# Written problem
Check every line below for the word "pour" and copy each one that has it.
==== Supplied material
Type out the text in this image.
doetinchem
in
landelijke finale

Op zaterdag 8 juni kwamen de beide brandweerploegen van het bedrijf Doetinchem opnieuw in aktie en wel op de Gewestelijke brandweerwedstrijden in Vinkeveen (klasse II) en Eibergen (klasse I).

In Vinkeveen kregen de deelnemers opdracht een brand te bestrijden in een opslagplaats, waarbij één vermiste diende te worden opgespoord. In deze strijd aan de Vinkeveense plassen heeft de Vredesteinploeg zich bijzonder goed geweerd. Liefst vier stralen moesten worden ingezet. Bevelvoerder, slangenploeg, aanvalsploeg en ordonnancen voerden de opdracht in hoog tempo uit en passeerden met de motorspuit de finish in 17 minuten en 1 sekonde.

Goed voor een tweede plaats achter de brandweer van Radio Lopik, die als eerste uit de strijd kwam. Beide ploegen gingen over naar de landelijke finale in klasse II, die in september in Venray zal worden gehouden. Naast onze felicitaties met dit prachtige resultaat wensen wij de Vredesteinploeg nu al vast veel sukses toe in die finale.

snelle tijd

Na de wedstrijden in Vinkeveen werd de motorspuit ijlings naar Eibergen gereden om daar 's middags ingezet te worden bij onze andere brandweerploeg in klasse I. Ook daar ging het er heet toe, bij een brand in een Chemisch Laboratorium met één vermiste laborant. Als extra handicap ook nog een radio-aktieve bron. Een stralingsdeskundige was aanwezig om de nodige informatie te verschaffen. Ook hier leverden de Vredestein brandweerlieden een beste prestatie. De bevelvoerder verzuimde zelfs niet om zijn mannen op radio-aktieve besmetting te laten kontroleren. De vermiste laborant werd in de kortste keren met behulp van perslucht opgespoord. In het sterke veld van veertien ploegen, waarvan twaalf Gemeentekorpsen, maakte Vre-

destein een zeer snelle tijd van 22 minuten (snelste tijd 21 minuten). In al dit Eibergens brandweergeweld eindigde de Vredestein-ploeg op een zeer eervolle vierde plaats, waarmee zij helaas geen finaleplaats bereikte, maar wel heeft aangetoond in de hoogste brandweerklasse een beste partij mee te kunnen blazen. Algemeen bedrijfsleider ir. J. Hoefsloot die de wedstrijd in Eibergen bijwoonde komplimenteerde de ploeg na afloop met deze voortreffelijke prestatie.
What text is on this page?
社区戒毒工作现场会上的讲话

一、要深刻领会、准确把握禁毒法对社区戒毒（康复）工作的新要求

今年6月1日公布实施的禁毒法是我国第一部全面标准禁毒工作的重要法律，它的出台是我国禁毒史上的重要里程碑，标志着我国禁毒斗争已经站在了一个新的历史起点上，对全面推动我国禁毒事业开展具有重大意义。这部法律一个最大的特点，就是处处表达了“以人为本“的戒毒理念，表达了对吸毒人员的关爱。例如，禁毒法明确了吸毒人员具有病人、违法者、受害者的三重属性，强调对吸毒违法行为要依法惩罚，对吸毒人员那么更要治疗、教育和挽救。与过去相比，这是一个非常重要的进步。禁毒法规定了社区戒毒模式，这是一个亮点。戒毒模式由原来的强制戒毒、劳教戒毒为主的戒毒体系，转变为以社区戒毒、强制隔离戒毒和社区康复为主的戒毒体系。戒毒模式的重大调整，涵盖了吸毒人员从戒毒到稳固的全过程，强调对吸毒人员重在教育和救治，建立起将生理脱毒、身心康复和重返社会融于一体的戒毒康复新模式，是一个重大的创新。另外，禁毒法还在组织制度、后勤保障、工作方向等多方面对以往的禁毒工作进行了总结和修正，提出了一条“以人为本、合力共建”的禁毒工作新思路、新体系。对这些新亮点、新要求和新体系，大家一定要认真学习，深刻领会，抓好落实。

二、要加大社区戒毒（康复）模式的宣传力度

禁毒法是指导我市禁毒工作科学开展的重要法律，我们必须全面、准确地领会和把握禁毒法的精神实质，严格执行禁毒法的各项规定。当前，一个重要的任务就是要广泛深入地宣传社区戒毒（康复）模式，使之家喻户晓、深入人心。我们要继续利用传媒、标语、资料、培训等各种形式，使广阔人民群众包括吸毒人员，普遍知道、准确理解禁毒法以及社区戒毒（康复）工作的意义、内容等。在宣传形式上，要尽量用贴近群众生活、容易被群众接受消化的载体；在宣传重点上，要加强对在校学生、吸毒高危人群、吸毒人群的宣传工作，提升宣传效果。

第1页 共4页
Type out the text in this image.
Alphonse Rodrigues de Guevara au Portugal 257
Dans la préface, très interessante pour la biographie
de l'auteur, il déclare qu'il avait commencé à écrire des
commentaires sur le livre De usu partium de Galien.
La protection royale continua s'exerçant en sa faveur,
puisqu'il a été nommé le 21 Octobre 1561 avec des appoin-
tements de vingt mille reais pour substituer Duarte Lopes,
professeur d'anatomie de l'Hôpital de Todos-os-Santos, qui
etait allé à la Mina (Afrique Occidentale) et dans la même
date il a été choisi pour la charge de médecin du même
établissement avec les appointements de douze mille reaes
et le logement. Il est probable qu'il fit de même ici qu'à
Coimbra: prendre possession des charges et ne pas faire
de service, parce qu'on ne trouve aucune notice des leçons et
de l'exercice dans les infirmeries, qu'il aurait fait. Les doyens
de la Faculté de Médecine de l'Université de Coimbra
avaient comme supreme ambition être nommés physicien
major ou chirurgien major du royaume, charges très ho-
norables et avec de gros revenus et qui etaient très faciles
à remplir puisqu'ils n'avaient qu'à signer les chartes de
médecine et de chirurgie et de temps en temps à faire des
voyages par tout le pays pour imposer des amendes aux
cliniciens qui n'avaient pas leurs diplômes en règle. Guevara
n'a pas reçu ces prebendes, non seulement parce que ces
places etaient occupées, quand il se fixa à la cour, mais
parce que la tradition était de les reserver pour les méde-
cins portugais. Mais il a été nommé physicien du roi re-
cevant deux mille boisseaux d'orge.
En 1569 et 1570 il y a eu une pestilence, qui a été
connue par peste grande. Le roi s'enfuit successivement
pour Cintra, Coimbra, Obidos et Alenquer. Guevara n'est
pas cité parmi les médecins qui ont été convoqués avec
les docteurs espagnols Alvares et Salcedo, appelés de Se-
========
# Result of this exercise
Dans la préface, très interessante pour la biographie
tements de vingt mille reais pour substituer Duarte Lopes,
date il a été choisi pour la charge de médecin du même
voyages par tout le pays pour imposer des amendes aux
parce que la tradition était de les reserver pour les méde-
pour Cintra, Coimbra, Obidos et Alenquer. Guevara n'est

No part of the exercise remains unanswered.